**What to produce**
Pick out every line holding the string "watermark" and copy it.

---------- Supplied data

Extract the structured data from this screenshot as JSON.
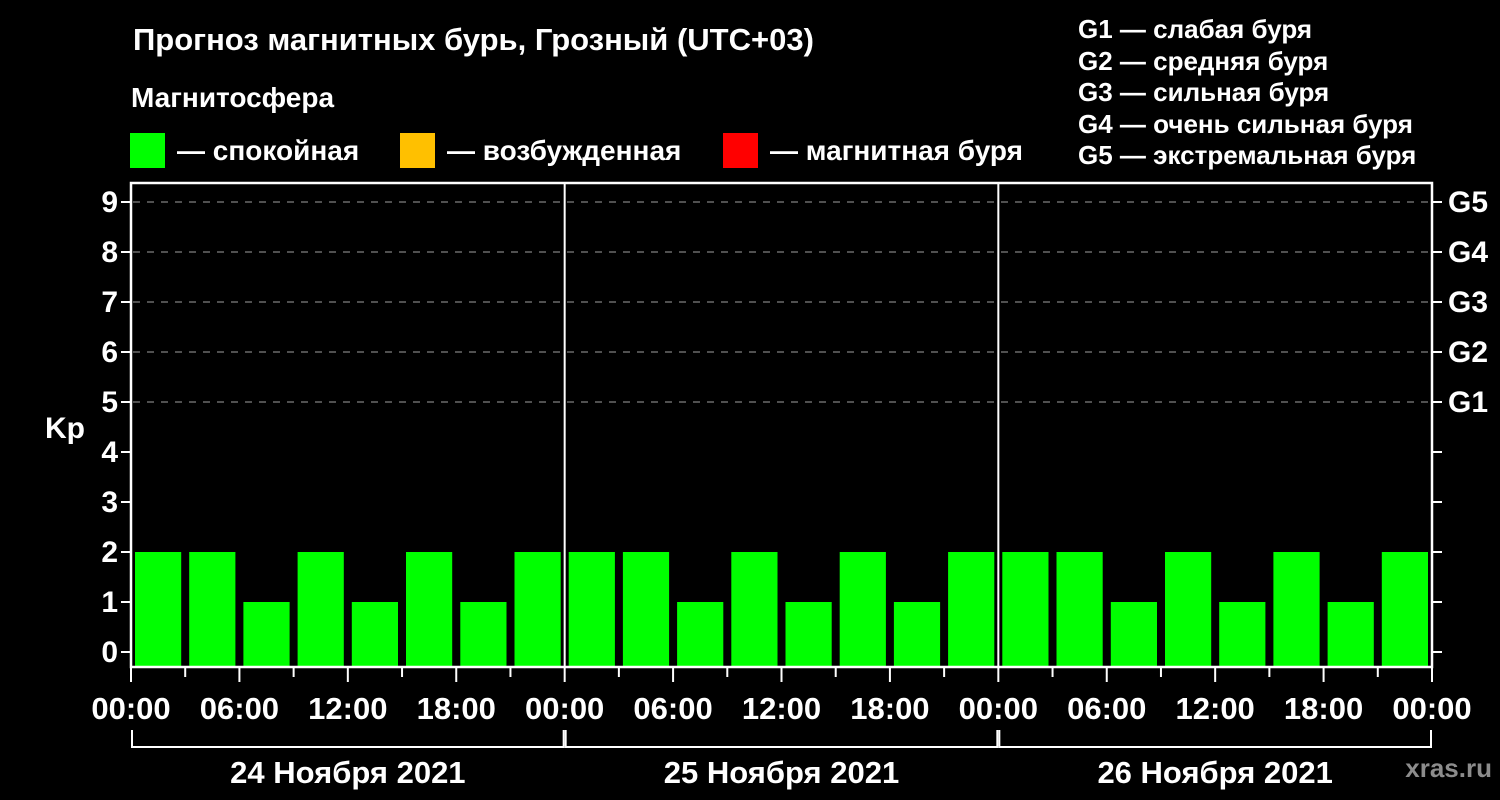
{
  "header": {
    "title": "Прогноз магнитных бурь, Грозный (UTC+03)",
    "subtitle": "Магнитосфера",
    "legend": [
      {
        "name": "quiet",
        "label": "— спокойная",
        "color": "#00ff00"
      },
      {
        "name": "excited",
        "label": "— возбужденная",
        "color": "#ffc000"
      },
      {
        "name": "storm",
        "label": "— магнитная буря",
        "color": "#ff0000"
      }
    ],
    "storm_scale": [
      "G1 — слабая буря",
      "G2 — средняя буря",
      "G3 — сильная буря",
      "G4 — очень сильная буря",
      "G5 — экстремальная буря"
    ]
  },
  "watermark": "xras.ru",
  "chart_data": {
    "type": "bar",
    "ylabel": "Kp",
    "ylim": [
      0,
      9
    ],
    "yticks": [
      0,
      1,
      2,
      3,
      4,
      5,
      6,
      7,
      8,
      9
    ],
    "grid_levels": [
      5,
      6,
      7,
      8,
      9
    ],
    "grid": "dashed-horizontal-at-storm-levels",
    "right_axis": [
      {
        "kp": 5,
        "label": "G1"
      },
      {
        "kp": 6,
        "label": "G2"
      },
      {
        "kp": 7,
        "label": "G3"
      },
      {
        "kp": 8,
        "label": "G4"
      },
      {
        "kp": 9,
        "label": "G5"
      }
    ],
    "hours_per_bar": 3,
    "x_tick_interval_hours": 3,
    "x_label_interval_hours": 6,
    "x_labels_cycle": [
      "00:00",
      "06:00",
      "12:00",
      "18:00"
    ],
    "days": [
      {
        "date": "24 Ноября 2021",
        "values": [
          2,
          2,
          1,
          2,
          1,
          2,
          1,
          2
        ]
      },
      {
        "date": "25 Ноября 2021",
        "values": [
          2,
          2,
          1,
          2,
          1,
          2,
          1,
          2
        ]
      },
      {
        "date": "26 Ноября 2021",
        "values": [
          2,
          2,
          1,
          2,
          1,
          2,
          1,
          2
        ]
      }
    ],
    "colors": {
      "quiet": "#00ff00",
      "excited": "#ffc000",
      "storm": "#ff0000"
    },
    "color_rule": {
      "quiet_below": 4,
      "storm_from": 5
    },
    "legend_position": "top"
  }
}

--------------------
---------- Supplied data

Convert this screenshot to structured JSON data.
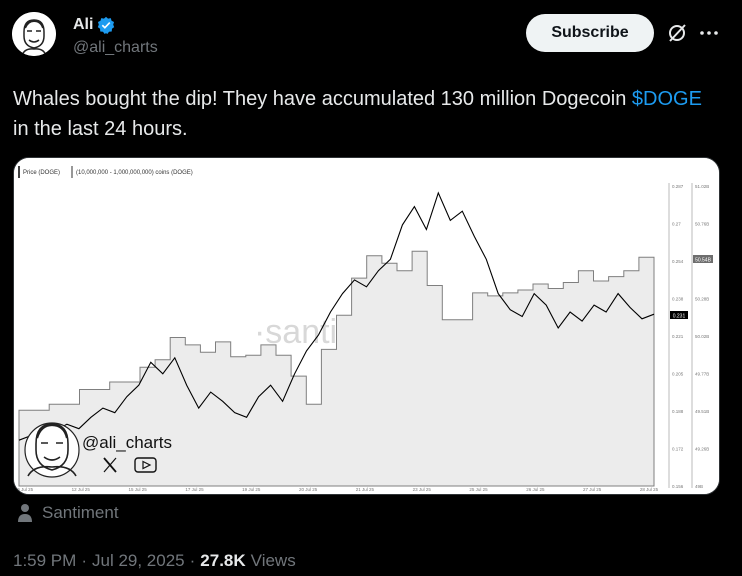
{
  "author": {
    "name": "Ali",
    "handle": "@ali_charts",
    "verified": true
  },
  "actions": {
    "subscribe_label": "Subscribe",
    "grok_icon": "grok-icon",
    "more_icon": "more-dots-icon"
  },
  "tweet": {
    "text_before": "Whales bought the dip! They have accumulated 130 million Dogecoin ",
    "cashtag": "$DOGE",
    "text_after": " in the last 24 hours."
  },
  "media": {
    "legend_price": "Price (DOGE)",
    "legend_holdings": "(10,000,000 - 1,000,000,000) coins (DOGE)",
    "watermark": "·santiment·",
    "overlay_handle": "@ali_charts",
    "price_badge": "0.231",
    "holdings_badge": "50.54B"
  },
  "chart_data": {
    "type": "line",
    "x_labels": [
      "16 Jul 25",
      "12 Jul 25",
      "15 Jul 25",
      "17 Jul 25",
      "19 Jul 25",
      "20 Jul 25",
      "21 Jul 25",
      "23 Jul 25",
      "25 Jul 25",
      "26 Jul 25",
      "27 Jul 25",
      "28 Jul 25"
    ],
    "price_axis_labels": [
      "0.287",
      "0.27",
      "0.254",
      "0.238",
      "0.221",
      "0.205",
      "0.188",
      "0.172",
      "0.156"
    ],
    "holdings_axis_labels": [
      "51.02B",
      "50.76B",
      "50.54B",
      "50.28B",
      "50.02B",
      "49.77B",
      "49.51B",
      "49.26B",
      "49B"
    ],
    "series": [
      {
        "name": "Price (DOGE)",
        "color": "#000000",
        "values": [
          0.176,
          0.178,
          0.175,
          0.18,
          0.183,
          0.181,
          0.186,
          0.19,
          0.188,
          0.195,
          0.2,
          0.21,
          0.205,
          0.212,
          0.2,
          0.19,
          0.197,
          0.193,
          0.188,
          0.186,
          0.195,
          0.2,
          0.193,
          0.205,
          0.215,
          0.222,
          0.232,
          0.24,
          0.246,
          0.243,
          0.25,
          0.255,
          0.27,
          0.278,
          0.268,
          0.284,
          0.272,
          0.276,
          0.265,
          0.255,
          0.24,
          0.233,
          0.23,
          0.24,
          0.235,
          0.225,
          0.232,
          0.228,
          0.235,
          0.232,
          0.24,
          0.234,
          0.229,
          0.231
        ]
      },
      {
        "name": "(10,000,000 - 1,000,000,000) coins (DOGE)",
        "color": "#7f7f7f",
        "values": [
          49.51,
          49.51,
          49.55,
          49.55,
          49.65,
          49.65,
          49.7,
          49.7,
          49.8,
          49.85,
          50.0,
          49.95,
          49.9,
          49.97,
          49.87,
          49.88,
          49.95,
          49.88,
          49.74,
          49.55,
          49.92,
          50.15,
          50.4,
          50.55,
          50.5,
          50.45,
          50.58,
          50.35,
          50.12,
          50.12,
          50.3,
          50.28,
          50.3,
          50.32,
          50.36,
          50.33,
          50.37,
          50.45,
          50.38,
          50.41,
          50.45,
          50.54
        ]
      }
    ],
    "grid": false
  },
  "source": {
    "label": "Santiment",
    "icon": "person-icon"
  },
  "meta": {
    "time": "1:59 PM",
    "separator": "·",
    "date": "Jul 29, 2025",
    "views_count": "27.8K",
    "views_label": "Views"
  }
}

--------------------

**Exercise result**
  "watermark": "xras.ru",
    "watermark": "·santiment·",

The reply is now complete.